- [Supplied information]:
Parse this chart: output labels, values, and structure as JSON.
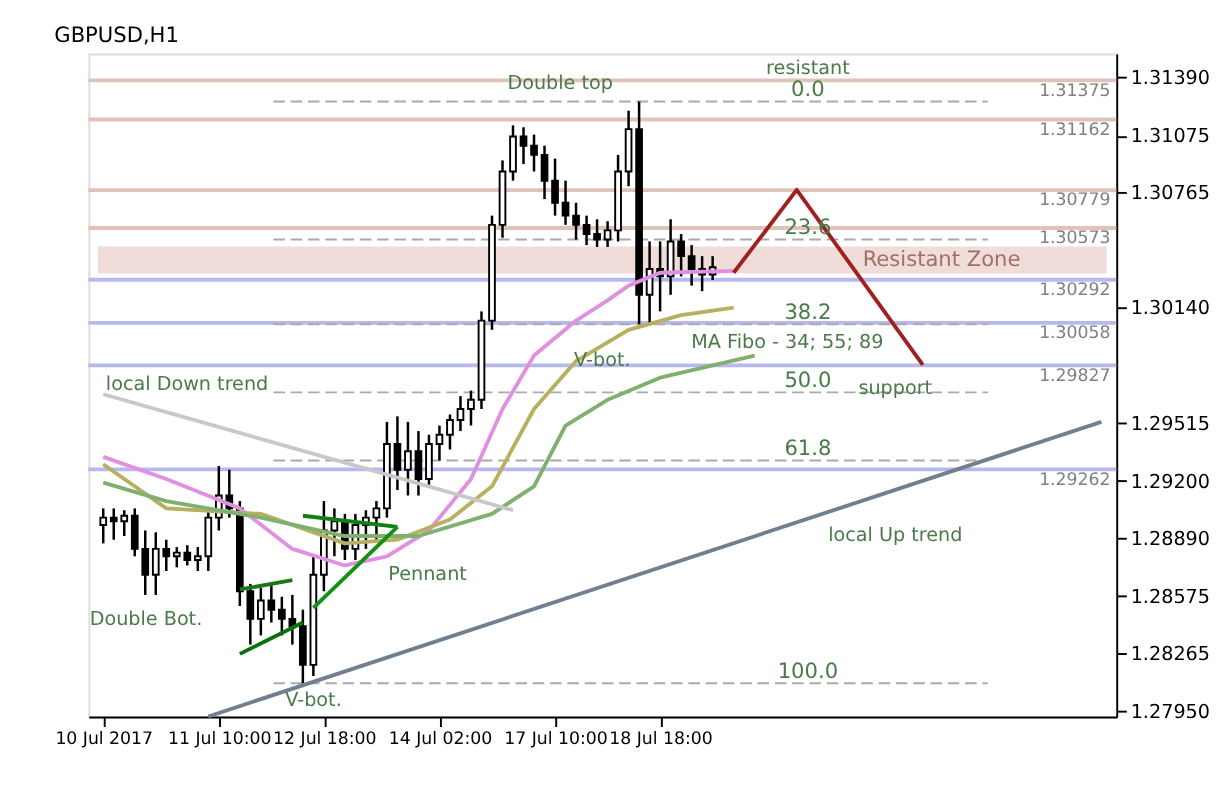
{
  "chart_data": {
    "type": "candlestick",
    "title": "GBPUSD,H1",
    "categories": [
      "10 Jul 2017",
      null,
      null,
      null,
      null,
      null,
      null,
      null,
      null,
      null,
      null,
      "11 Jul 10:00",
      null,
      null,
      null,
      null,
      null,
      null,
      null,
      null,
      null,
      "12 Jul 18:00",
      null,
      null,
      null,
      null,
      null,
      null,
      null,
      null,
      null,
      null,
      "14 Jul 02:00",
      null,
      null,
      null,
      null,
      null,
      null,
      null,
      null,
      null,
      null,
      "17 Jul 10:00",
      null,
      null,
      null,
      null,
      null,
      null,
      null,
      null,
      null,
      "18 Jul 18:00",
      null,
      null,
      null,
      null,
      null,
      null,
      null,
      null,
      null,
      null,
      null,
      null,
      null,
      null,
      null,
      null,
      null,
      null,
      null,
      null,
      null,
      null,
      null,
      null,
      null,
      null,
      null,
      null,
      null,
      null,
      null,
      null,
      null,
      null,
      null,
      null,
      null,
      null,
      null,
      null,
      null,
      null
    ],
    "ohlc": [
      [
        1.2896,
        1.2905,
        1.2886,
        1.29
      ],
      [
        1.29,
        1.2905,
        1.2888,
        1.2898
      ],
      [
        1.2898,
        1.2904,
        1.289,
        1.2901
      ],
      [
        1.2901,
        1.2905,
        1.2879,
        1.2883
      ],
      [
        1.2883,
        1.2893,
        1.2858,
        1.2869
      ],
      [
        1.2869,
        1.2892,
        1.2858,
        1.2883
      ],
      [
        1.2883,
        1.2888,
        1.2871,
        1.2879
      ],
      [
        1.2879,
        1.2884,
        1.2873,
        1.2881
      ],
      [
        1.2881,
        1.2885,
        1.2874,
        1.2877
      ],
      [
        1.2877,
        1.2884,
        1.2871,
        1.2879
      ],
      [
        1.2879,
        1.2905,
        1.2871,
        1.29
      ],
      [
        1.29,
        1.2928,
        1.2893,
        1.2912
      ],
      [
        1.2912,
        1.2926,
        1.29,
        1.2905
      ],
      [
        1.2905,
        1.2909,
        1.2852,
        1.286
      ],
      [
        1.286,
        1.2864,
        1.2831,
        1.2845
      ],
      [
        1.2845,
        1.2862,
        1.2836,
        1.2855
      ],
      [
        1.2855,
        1.2864,
        1.2843,
        1.285
      ],
      [
        1.285,
        1.2857,
        1.2836,
        1.2845
      ],
      [
        1.2845,
        1.2858,
        1.2831,
        1.2841
      ],
      [
        1.2841,
        1.285,
        1.281,
        1.282
      ],
      [
        1.282,
        1.2879,
        1.2814,
        1.2869
      ],
      [
        1.2869,
        1.2909,
        1.286,
        1.2893
      ],
      [
        1.2893,
        1.2905,
        1.2879,
        1.2898
      ],
      [
        1.2898,
        1.2902,
        1.2877,
        1.2883
      ],
      [
        1.2883,
        1.2902,
        1.2877,
        1.2896
      ],
      [
        1.2896,
        1.2904,
        1.2883,
        1.29
      ],
      [
        1.29,
        1.2909,
        1.2888,
        1.2905
      ],
      [
        1.2905,
        1.2952,
        1.29,
        1.294
      ],
      [
        1.294,
        1.2955,
        1.2915,
        1.2926
      ],
      [
        1.2926,
        1.2952,
        1.2912,
        1.2936
      ],
      [
        1.2936,
        1.2947,
        1.2912,
        1.2921
      ],
      [
        1.2921,
        1.2945,
        1.2917,
        1.294
      ],
      [
        1.294,
        1.295,
        1.2931,
        1.2945
      ],
      [
        1.2945,
        1.2956,
        1.2937,
        1.2953
      ],
      [
        1.2953,
        1.2966,
        1.2947,
        1.2959
      ],
      [
        1.2959,
        1.2969,
        1.295,
        1.2964
      ],
      [
        1.2964,
        1.3012,
        1.2959,
        1.3007
      ],
      [
        1.3007,
        1.3064,
        1.3002,
        1.3059
      ],
      [
        1.3059,
        1.3094,
        1.3052,
        1.3088
      ],
      [
        1.3088,
        1.3113,
        1.3083,
        1.3107
      ],
      [
        1.3107,
        1.3112,
        1.3092,
        1.3102
      ],
      [
        1.3102,
        1.3108,
        1.3088,
        1.3097
      ],
      [
        1.3097,
        1.3102,
        1.3073,
        1.3083
      ],
      [
        1.3083,
        1.3095,
        1.3064,
        1.3071
      ],
      [
        1.3071,
        1.3083,
        1.3059,
        1.3064
      ],
      [
        1.3064,
        1.3071,
        1.3051,
        1.3059
      ],
      [
        1.3059,
        1.3064,
        1.3048,
        1.3054
      ],
      [
        1.3054,
        1.3062,
        1.3047,
        1.3051
      ],
      [
        1.3051,
        1.3061,
        1.3047,
        1.3056
      ],
      [
        1.3056,
        1.3097,
        1.305,
        1.3088
      ],
      [
        1.3088,
        1.3121,
        1.308,
        1.3111
      ],
      [
        1.3111,
        1.3126,
        1.3005,
        1.3021
      ],
      [
        1.3021,
        1.305,
        1.3005,
        1.3035
      ],
      [
        1.3035,
        1.305,
        1.3012,
        1.3031
      ],
      [
        1.3031,
        1.3062,
        1.3021,
        1.305
      ],
      [
        1.305,
        1.3054,
        1.3031,
        1.3042
      ],
      [
        1.3042,
        1.3048,
        1.3026,
        1.3035
      ],
      [
        1.3035,
        1.3042,
        1.3023,
        1.3032
      ],
      [
        1.3032,
        1.3042,
        1.3029,
        1.3036
      ],
      null,
      null,
      null,
      null,
      null,
      null,
      null,
      null,
      null,
      null,
      null,
      null,
      null,
      null,
      null,
      null,
      null,
      null,
      null,
      null,
      null,
      null,
      null,
      null,
      null,
      null,
      null,
      null,
      null,
      null,
      null,
      null,
      null,
      null,
      null,
      null,
      null
    ],
    "series": [
      {
        "type": "line",
        "color": "#e090e0",
        "values": [
          1.2933,
          null,
          null,
          null,
          null,
          null,
          1.2921,
          null,
          null,
          null,
          null,
          null,
          null,
          1.2905,
          null,
          null,
          null,
          null,
          1.2883,
          null,
          null,
          null,
          null,
          1.2874,
          null,
          null,
          null,
          1.2879,
          null,
          null,
          null,
          1.2893,
          null,
          null,
          null,
          1.2921,
          null,
          null,
          1.2959,
          null,
          null,
          1.2988,
          null,
          null,
          null,
          1.3007,
          null,
          null,
          1.3018,
          null,
          1.3026,
          null,
          null,
          1.3033,
          null,
          null,
          null,
          null,
          null,
          null,
          1.3034,
          null,
          null,
          null,
          null,
          null,
          null,
          null,
          null,
          null,
          null,
          null,
          null,
          null,
          null,
          null,
          null,
          null,
          null,
          null,
          null,
          null,
          null,
          null,
          null,
          null,
          null,
          null,
          null,
          null,
          null,
          null,
          null,
          null,
          null,
          null
        ]
      },
      {
        "type": "line",
        "color": "#b8b060",
        "values": [
          1.2929,
          null,
          null,
          null,
          null,
          null,
          1.2905,
          null,
          null,
          null,
          null,
          null,
          null,
          null,
          null,
          1.2902,
          null,
          null,
          null,
          null,
          null,
          null,
          null,
          1.2886,
          null,
          null,
          null,
          null,
          1.2888,
          null,
          null,
          null,
          null,
          1.2899,
          null,
          null,
          null,
          1.2917,
          null,
          null,
          null,
          1.2959,
          null,
          null,
          null,
          1.2985,
          null,
          null,
          null,
          null,
          1.3002,
          null,
          null,
          null,
          null,
          1.301,
          null,
          null,
          null,
          null,
          1.3014,
          null,
          null,
          null,
          null,
          null,
          null,
          null,
          null,
          null,
          null,
          null,
          null,
          null,
          null,
          null,
          null,
          null,
          null,
          null,
          null,
          null,
          null,
          null,
          null,
          null,
          null,
          null,
          null,
          null,
          null,
          null,
          null,
          null,
          null,
          null
        ]
      },
      {
        "type": "line",
        "color": "#80b070",
        "values": [
          1.2919,
          null,
          null,
          null,
          null,
          null,
          1.2909,
          null,
          null,
          null,
          null,
          null,
          null,
          null,
          null,
          1.29,
          null,
          null,
          null,
          null,
          null,
          null,
          null,
          1.289,
          null,
          null,
          null,
          null,
          null,
          null,
          1.289,
          null,
          null,
          null,
          null,
          null,
          null,
          1.2902,
          null,
          null,
          null,
          1.2917,
          null,
          null,
          1.295,
          null,
          null,
          null,
          1.2964,
          null,
          null,
          null,
          null,
          1.2976,
          null,
          null,
          null,
          null,
          null,
          null,
          null,
          null,
          1.2988,
          null,
          null,
          null,
          null,
          null,
          null,
          null,
          null,
          null,
          null,
          null,
          null,
          null,
          null,
          null,
          null,
          null,
          null,
          null,
          null,
          null,
          null,
          null,
          null,
          null,
          null,
          null,
          null,
          null,
          null,
          null,
          null,
          null
        ]
      },
      {
        "type": "line",
        "color": "#c8c8c8",
        "values": [
          1.2967,
          null,
          null,
          null,
          null,
          null,
          null,
          null,
          null,
          null,
          null,
          null,
          null,
          null,
          null,
          null,
          null,
          null,
          null,
          null,
          null,
          null,
          null,
          null,
          null,
          null,
          null,
          null,
          null,
          null,
          null,
          null,
          null,
          null,
          null,
          null,
          null,
          null,
          null,
          1.2904,
          null,
          null,
          null,
          null,
          null,
          null,
          null,
          null,
          null,
          null,
          null,
          null,
          null,
          null,
          null,
          null,
          null,
          null,
          null,
          null,
          null,
          null,
          null,
          null,
          null,
          null,
          null,
          null,
          null,
          null,
          null,
          null,
          null,
          null,
          null,
          null,
          null,
          null,
          null,
          null,
          null,
          null,
          null,
          null,
          null,
          null,
          null,
          null,
          null,
          null,
          null,
          null,
          null,
          null,
          null,
          null
        ]
      },
      {
        "type": "line",
        "color": "#708090",
        "values": [
          null,
          null,
          null,
          null,
          null,
          null,
          null,
          null,
          null,
          null,
          1.2792,
          null,
          null,
          null,
          null,
          null,
          null,
          null,
          null,
          null,
          null,
          null,
          null,
          null,
          null,
          null,
          null,
          null,
          null,
          null,
          null,
          null,
          null,
          null,
          null,
          null,
          null,
          null,
          null,
          null,
          null,
          null,
          null,
          null,
          null,
          null,
          null,
          null,
          null,
          null,
          null,
          null,
          null,
          null,
          null,
          null,
          null,
          null,
          null,
          null,
          null,
          null,
          null,
          null,
          null,
          null,
          null,
          null,
          null,
          null,
          null,
          null,
          null,
          null,
          null,
          null,
          null,
          null,
          null,
          null,
          null,
          null,
          null,
          null,
          null,
          null,
          null,
          null,
          null,
          null,
          null,
          null,
          null,
          null,
          null,
          1.2952
        ]
      },
      {
        "type": "line",
        "color": "#187818",
        "values": [
          null,
          null,
          null,
          null,
          null,
          null,
          null,
          null,
          null,
          null,
          null,
          null,
          null,
          1.2861,
          null,
          null,
          null,
          null,
          1.2866,
          null,
          null,
          null,
          null,
          null,
          null,
          null,
          null,
          null,
          null,
          null,
          null,
          null,
          null,
          null,
          null,
          null,
          null,
          null,
          null,
          null,
          null,
          null,
          null,
          null,
          null,
          null,
          null,
          null,
          null,
          null,
          null,
          null,
          null,
          null,
          null,
          null,
          null,
          null,
          null,
          null,
          null,
          null,
          null,
          null,
          null,
          null,
          null,
          null,
          null,
          null,
          null,
          null,
          null,
          null,
          null,
          null,
          null,
          null,
          null,
          null,
          null,
          null,
          null,
          null,
          null,
          null,
          null,
          null,
          null,
          null,
          null,
          null,
          null,
          null,
          null,
          null
        ]
      },
      {
        "type": "line",
        "color": "#0c700c",
        "values": [
          null,
          null,
          null,
          null,
          null,
          null,
          null,
          null,
          null,
          null,
          null,
          null,
          null,
          1.2826,
          null,
          null,
          null,
          null,
          null,
          1.2843,
          null,
          null,
          null,
          null,
          null,
          null,
          null,
          null,
          null,
          null,
          null,
          null,
          null,
          null,
          null,
          null,
          null,
          null,
          null,
          null,
          null,
          null,
          null,
          null,
          null,
          null,
          null,
          null,
          null,
          null,
          null,
          null,
          null,
          null,
          null,
          null,
          null,
          null,
          null,
          null,
          null,
          null,
          null,
          null,
          null,
          null,
          null,
          null,
          null,
          null,
          null,
          null,
          null,
          null,
          null,
          null,
          null,
          null,
          null,
          null,
          null,
          null,
          null,
          null,
          null,
          null,
          null,
          null,
          null,
          null,
          null,
          null,
          null,
          null,
          null,
          null
        ]
      },
      {
        "type": "line",
        "color": "#108010",
        "values": [
          null,
          null,
          null,
          null,
          null,
          null,
          null,
          null,
          null,
          null,
          null,
          null,
          null,
          null,
          null,
          null,
          null,
          null,
          null,
          1.2901,
          null,
          null,
          null,
          null,
          null,
          null,
          null,
          null,
          1.2895,
          null,
          null,
          null,
          null,
          null,
          null,
          null,
          null,
          null,
          null,
          null,
          null,
          null,
          null,
          null,
          null,
          null,
          null,
          null,
          null,
          null,
          null,
          null,
          null,
          null,
          null,
          null,
          null,
          null,
          null,
          null,
          null,
          null,
          null,
          null,
          null,
          null,
          null,
          null,
          null,
          null,
          null,
          null,
          null,
          null,
          null,
          null,
          null,
          null,
          null,
          null,
          null,
          null,
          null,
          null,
          null,
          null,
          null,
          null,
          null,
          null,
          null,
          null,
          null,
          null,
          null,
          null
        ]
      },
      {
        "type": "line",
        "color": "#149014",
        "values": [
          null,
          null,
          null,
          null,
          null,
          null,
          null,
          null,
          null,
          null,
          null,
          null,
          null,
          null,
          null,
          null,
          null,
          null,
          null,
          null,
          1.2851,
          null,
          null,
          null,
          null,
          null,
          null,
          null,
          1.2895,
          null,
          null,
          null,
          null,
          null,
          null,
          null,
          null,
          null,
          null,
          null,
          null,
          null,
          null,
          null,
          null,
          null,
          null,
          null,
          null,
          null,
          null,
          null,
          null,
          null,
          null,
          null,
          null,
          null,
          null,
          null,
          null,
          null,
          null,
          null,
          null,
          null,
          null,
          null,
          null,
          null,
          null,
          null,
          null,
          null,
          null,
          null,
          null,
          null,
          null,
          null,
          null,
          null,
          null,
          null,
          null,
          null,
          null,
          null,
          null,
          null,
          null,
          null,
          null,
          null,
          null,
          null
        ]
      },
      {
        "type": "line",
        "color": "#a02020",
        "values": [
          null,
          null,
          null,
          null,
          null,
          null,
          null,
          null,
          null,
          null,
          null,
          null,
          null,
          null,
          null,
          null,
          null,
          null,
          null,
          null,
          null,
          null,
          null,
          null,
          null,
          null,
          null,
          null,
          null,
          null,
          null,
          null,
          null,
          null,
          null,
          null,
          null,
          null,
          null,
          null,
          null,
          null,
          null,
          null,
          null,
          null,
          null,
          null,
          null,
          null,
          null,
          null,
          null,
          null,
          null,
          null,
          null,
          null,
          null,
          null,
          1.3033,
          null,
          null,
          null,
          null,
          null,
          1.3078,
          null,
          null,
          null,
          null,
          null,
          null,
          null,
          null,
          null,
          null,
          null,
          1.2983,
          null,
          null,
          null,
          null,
          null,
          null,
          null,
          null,
          null,
          null,
          null,
          null,
          null,
          null,
          null,
          null,
          null
        ]
      }
    ],
    "ylim": [
      1.2792,
      1.3152
    ],
    "yticks": [
      {
        "value": 1.2795,
        "label": "1.27950"
      },
      {
        "value": 1.28265,
        "label": "1.28265"
      },
      {
        "value": 1.28575,
        "label": "1.28575"
      },
      {
        "value": 1.2889,
        "label": "1.28890"
      },
      {
        "value": 1.292,
        "label": "1.29200"
      },
      {
        "value": 1.29515,
        "label": "1.29515"
      },
      {
        "value": 1.3014,
        "label": "1.30140"
      },
      {
        "value": 1.30765,
        "label": "1.30765"
      },
      {
        "value": 1.31075,
        "label": "1.31075"
      },
      {
        "value": 1.3139,
        "label": "1.31390"
      }
    ],
    "bands": [
      {
        "axis": "y",
        "from": 1.30326,
        "to": 1.30472,
        "label": "Resistant Zone",
        "color": "#f0dcd8"
      }
    ],
    "ref_lines": [
      {
        "axis": "y",
        "value": 1.31375,
        "label": "1.31375",
        "color": "#dfc3bb",
        "line_style": "solid"
      },
      {
        "axis": "y",
        "value": 1.31162,
        "label": "1.31162",
        "color": "#dfc3bb",
        "line_style": "solid"
      },
      {
        "axis": "y",
        "value": 1.30779,
        "label": "1.30779",
        "color": "#dfc3bb",
        "line_style": "solid"
      },
      {
        "axis": "y",
        "value": 1.30573,
        "label": "1.30573",
        "color": "#dfc3bb",
        "line_style": "solid"
      },
      {
        "axis": "y",
        "value": 1.30292,
        "label": "1.30292",
        "color": "#b8b8f0",
        "line_style": "solid"
      },
      {
        "axis": "y",
        "value": 1.30058,
        "label": "1.30058",
        "color": "#b8b8f0",
        "line_style": "solid"
      },
      {
        "axis": "y",
        "value": 1.29827,
        "label": "1.29827",
        "color": "#b8b8f0",
        "line_style": "solid"
      },
      {
        "axis": "y",
        "value": 1.29262,
        "label": "1.29262",
        "color": "#b8b8f0",
        "line_style": "solid"
      },
      {
        "axis": "y",
        "value": 1.3126,
        "color": "#aaaaaa",
        "line_style": "dashed"
      },
      {
        "axis": "y",
        "value": 1.3051,
        "color": "#aaaaaa",
        "line_style": "dashed"
      },
      {
        "axis": "y",
        "value": 1.3005,
        "color": "#aaaaaa",
        "line_style": "dashed"
      },
      {
        "axis": "y",
        "value": 1.2968,
        "color": "#aaaaaa",
        "line_style": "dashed"
      },
      {
        "axis": "y",
        "value": 1.2931,
        "color": "#aaaaaa",
        "line_style": "dashed"
      },
      {
        "axis": "y",
        "value": 1.281,
        "color": "#aaaaaa",
        "line_style": "dashed"
      }
    ],
    "annotations": [
      "Double top",
      "V-bot.",
      "V-bot.",
      "Double Bot.",
      "Pennant",
      "local Down trend",
      "local Up trend",
      "MA Fibo - 34; 55; 89",
      "support",
      "resistant",
      {
        "text": "0.0",
        "y": 1.3126
      },
      {
        "text": "23.6",
        "y": 1.3051
      },
      {
        "text": "38.2",
        "y": 1.3005
      },
      {
        "text": "50.0",
        "y": 1.2968
      },
      {
        "text": "61.8",
        "y": 1.2931
      },
      {
        "text": "100.0",
        "y": 1.281
      }
    ],
    "grid": false
  }
}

- [Instructions for the task]: Copy every line of the listing that includes the string "text".

- [Result of this exercise]:
        "text": "0.0",
        "text": "23.6",
        "text": "38.2",
        "text": "50.0",
        "text": "61.8",
        "text": "100.0",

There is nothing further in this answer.